Here the screening of a mariner transposon bank of L. monocytogenes EGDe has resulted in the identification of a mutant that is susceptible to nisin as a consequence of the disruption of lmo1967, a gene homologous to tellurite resistance loci, designated telA, found in many members of the Firmicutes and Proteobacteria. This is the first occasion in which a telA gene has been associated with resistance to a cell envelope-acting antimicrobial and the first time that it has been studied in a Gram-positive bacterium. The study of this transposon mutant, and of another mutant in which the gene was removed in a nonpolar manner, revealed that telA also contributes to the pathogen's natural resistance to tellurite and to many cell envelope-acting antimicrobials, including gallidermin, bacitracin, cefuroxime, and cefotaxime.

MATERIALS AND METHODS

Strains, plasmids, and media.

(Recorded data)

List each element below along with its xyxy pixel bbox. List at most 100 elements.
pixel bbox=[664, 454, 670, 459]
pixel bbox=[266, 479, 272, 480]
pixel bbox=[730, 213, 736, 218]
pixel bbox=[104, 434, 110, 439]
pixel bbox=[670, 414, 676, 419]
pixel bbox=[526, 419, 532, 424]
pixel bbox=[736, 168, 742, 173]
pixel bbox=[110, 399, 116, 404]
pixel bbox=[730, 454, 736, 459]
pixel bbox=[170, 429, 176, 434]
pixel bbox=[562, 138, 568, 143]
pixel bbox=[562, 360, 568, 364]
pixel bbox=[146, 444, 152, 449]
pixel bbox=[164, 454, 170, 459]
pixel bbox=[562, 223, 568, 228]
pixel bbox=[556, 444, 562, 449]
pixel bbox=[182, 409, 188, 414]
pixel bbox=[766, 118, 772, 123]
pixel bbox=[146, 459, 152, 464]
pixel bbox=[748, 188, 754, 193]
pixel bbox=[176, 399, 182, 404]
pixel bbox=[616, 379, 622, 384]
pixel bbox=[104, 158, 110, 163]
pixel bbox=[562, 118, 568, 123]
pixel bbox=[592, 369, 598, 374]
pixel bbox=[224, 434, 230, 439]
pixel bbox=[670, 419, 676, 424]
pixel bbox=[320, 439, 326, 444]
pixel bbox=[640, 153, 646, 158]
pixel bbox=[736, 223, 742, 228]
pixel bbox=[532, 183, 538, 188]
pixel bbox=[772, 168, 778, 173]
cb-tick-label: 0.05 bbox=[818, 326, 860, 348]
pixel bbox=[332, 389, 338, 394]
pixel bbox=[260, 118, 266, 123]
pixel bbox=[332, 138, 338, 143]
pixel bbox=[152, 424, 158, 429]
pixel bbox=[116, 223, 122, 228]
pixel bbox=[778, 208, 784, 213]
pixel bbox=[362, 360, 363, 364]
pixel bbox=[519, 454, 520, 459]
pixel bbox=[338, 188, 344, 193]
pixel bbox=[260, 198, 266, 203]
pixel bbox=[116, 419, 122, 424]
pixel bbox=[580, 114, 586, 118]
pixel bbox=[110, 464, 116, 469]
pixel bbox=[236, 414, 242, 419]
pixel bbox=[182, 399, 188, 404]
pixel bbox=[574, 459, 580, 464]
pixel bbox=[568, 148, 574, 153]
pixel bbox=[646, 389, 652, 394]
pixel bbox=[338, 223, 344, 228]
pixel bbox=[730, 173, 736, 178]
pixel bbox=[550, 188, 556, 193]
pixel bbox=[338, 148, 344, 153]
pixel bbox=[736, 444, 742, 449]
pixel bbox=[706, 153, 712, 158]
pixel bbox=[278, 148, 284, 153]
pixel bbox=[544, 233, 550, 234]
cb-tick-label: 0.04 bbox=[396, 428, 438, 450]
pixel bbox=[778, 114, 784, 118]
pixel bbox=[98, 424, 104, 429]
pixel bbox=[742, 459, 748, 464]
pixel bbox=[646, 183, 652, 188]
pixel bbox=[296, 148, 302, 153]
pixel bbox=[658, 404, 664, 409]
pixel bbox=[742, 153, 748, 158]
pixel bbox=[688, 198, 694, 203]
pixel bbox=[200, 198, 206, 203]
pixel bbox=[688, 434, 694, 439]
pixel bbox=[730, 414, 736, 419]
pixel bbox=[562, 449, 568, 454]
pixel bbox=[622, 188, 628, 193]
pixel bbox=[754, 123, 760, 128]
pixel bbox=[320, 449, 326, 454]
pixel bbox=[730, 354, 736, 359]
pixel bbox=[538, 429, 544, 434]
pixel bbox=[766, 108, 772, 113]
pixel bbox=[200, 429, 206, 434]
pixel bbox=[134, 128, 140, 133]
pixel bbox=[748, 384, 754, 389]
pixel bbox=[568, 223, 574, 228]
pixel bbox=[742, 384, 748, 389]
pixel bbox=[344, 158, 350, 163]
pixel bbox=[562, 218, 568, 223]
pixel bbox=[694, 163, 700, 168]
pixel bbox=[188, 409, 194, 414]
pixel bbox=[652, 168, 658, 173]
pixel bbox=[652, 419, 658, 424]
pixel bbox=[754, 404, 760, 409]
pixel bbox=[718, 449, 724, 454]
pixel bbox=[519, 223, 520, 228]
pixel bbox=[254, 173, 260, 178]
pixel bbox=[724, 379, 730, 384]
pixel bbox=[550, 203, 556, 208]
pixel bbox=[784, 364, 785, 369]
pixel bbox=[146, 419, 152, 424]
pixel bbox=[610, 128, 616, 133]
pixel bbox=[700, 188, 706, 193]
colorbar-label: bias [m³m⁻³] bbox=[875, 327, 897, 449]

**YOUR INSTRUCTIONS**
In the Listeria excerpt, change "telA" to "tellurite resistance gene A" everywhere it appears and write out the passage from "Here the screening" up to and including "cefuroxime, and cefotaxime.".

**RESULT OF THE TASK**
Here the screening of a mariner transposon bank of L. monocytogenes EGDe has resulted in the identification of a mutant that is susceptible to nisin as a consequence of the disruption of lmo1967, a gene homologous to tellurite resistance loci, designated tellurite resistance gene A, found in many members of the Firmicutes and Proteobacteria. This is the first occasion in which a tellurite resistance gene A gene has been associated with resistance to a cell envelope-acting antimicrobial and the first time that it has been studied in a Gram-positive bacterium. The study of this transposon mutant, and of another mutant in which the gene was removed in a nonpolar manner, revealed that tellurite resistance gene A also contributes to the pathogen's natural resistance to tellurite and to many cell envelope-acting antimicrobials, including gallidermin, bacitracin, cefuroxime, and cefotaxime.